[Items from a dataset]
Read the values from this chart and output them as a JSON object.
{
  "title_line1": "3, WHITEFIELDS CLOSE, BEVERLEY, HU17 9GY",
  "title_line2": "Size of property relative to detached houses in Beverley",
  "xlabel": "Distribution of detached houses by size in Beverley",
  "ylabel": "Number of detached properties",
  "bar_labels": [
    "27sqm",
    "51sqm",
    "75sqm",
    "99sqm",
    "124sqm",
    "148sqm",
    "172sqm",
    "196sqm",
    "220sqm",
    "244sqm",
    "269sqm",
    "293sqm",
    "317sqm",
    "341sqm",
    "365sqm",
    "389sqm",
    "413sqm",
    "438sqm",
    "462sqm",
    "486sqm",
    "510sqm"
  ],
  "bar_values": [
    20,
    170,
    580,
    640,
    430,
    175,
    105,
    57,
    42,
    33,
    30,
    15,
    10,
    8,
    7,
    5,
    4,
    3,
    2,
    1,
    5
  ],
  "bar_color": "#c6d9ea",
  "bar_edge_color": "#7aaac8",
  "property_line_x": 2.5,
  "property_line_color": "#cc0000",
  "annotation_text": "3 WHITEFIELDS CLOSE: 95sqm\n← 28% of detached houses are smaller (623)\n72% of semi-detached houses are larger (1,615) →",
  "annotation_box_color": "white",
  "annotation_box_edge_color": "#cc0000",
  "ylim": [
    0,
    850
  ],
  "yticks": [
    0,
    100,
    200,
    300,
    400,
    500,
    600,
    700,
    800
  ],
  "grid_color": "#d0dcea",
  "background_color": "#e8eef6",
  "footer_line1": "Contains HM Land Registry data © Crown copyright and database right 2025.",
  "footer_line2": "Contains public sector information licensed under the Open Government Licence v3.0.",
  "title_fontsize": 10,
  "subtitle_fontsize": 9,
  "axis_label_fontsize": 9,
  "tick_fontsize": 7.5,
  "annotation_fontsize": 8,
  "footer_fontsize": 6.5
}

▶ _Task statement_
Each line above that includes "Contains" should be shown.

▶ _The completed task_
  "footer_line1": "Contains HM Land Registry data © Crown copyright and database right 2025.",
  "footer_line2": "Contains public sector information licensed under the Open Government Licence v3.0.",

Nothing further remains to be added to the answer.